Written request -
Copy all of the material word for word, except for the pictures.

* * * * * * *

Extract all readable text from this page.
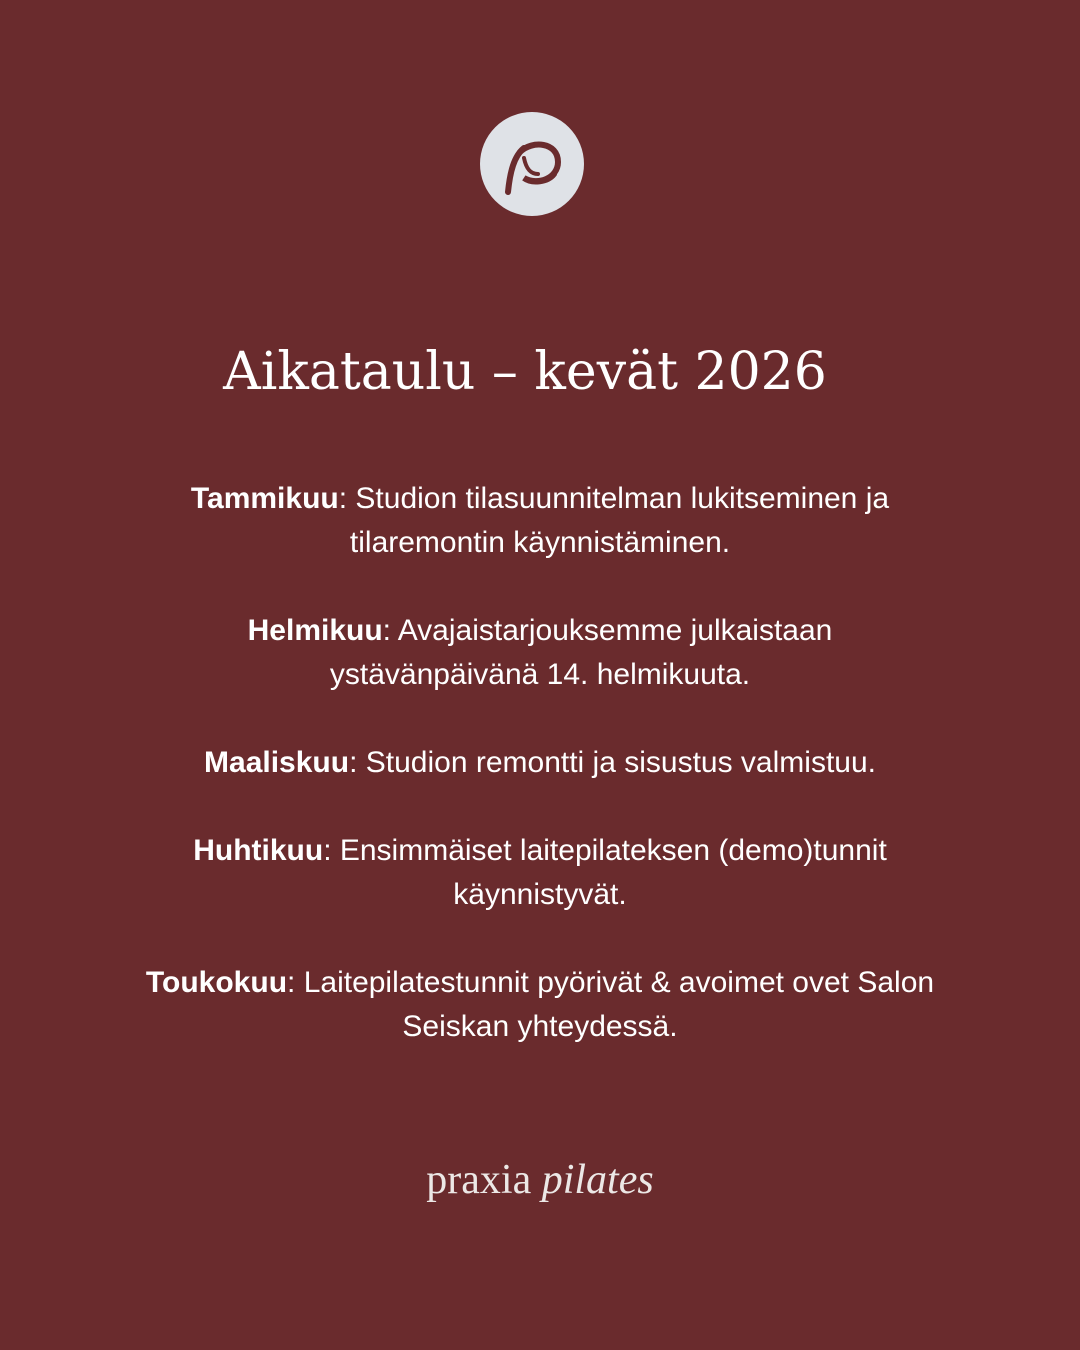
Aikataulu – kevät 2026

Tammikuu: Studion tilasuunnitelman lukitseminen ja tilaremontin käynnistäminen.

Helmikuu: Avajaistarjouksemme julkaistaan ystävänpäivänä 14. helmikuuta.

Maaliskuu: Studion remontti ja sisustus valmistuu.

Huhtikuu: Ensimmäiset laitepilateksen (demo)tunnit käynnistyvät.

Toukokuu: Laitepilatestunnit pyörivät & avoimet ovet Salon Seiskan yhteydessä.

praxia pilates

* * * * * * *

Answer to the task -
Extract all readable text from this page.
Aikataulu – kevät 2026

Tammikuu: Studion tilasuunnitelman lukitseminen ja tilaremontin käynnistäminen.

Helmikuu: Avajaistarjouksemme julkaistaan ystävänpäivänä 14. helmikuuta.

Maaliskuu: Studion remontti ja sisustus valmistuu.

Huhtikuu: Ensimmäiset laitepilateksen (demo)tunnit käynnistyvät.

Toukokuu: Laitepilatestunnit pyörivät & avoimet ovet Salon Seiskan yhteydessä.

praxia pilates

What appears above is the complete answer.